**TO BE DONE:**
Copy out each line of the material in which the word "values" appears.

**RECORDS FOR THIS EXERCISE:**
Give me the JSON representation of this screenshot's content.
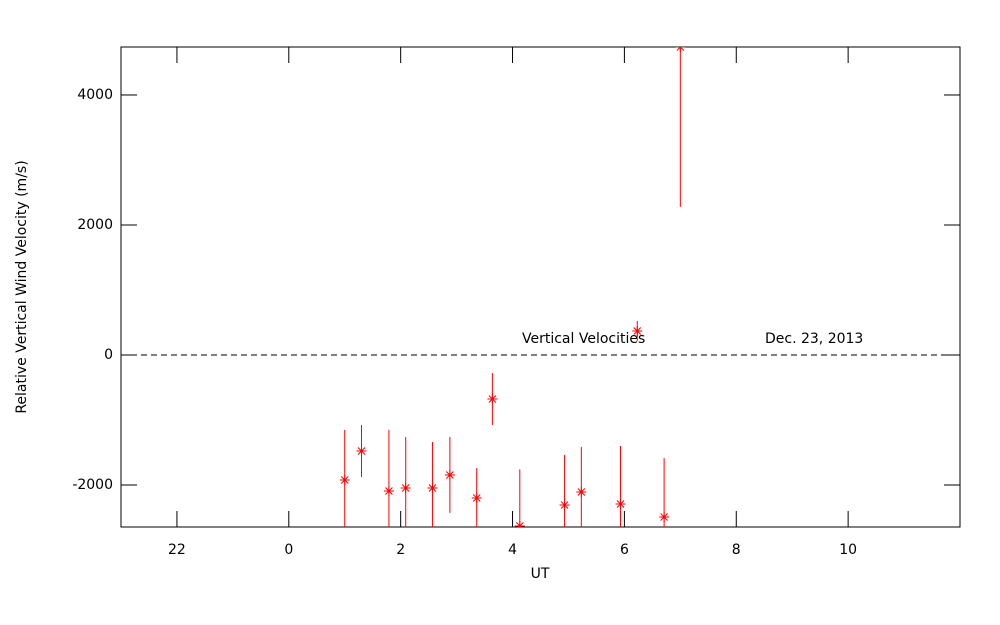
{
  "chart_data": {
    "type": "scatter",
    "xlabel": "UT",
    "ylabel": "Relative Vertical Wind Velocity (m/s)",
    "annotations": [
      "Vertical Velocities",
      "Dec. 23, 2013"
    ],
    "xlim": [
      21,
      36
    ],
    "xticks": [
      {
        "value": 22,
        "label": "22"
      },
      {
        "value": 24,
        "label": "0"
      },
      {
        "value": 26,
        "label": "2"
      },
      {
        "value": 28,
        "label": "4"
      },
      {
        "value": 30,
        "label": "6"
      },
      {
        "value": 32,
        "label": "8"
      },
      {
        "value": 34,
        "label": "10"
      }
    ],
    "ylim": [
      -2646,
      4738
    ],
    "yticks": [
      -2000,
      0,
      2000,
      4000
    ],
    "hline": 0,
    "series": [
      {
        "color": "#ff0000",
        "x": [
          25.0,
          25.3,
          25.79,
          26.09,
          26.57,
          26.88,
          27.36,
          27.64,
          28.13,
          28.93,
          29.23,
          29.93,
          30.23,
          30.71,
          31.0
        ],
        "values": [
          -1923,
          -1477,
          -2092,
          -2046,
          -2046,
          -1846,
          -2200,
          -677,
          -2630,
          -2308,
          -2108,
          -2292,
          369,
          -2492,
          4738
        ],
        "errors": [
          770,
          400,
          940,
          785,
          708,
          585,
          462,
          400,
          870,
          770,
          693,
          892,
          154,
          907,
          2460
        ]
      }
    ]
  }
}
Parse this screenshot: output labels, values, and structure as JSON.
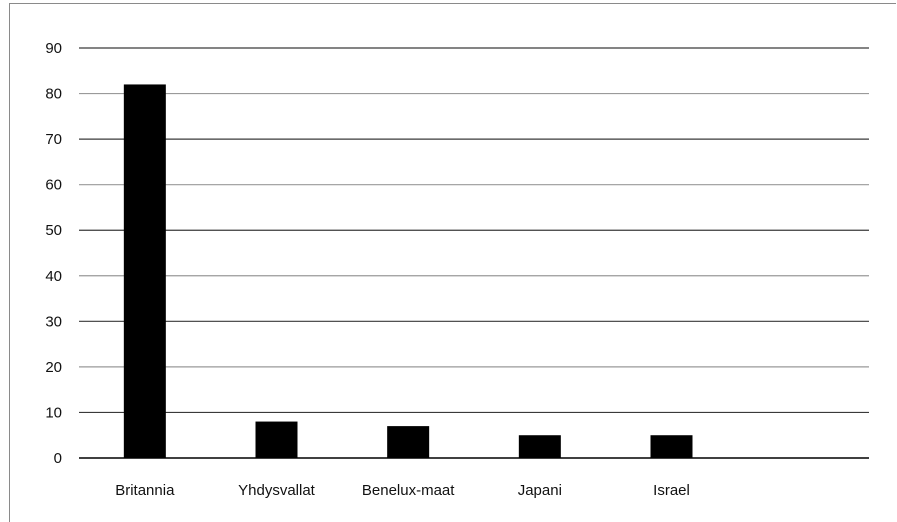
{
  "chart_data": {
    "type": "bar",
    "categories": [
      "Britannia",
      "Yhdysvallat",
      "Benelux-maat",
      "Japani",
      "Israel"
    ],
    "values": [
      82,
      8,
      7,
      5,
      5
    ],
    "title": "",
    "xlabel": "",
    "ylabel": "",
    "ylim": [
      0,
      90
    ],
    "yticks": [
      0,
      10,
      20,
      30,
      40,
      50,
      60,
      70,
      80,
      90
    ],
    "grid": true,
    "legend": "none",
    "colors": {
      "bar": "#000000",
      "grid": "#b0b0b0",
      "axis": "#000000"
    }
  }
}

**SOLUTION TO THIS PROBLEM:**
        "values": [
Parse this screenshot: output labels, values, and structure as JSON.
    "values": [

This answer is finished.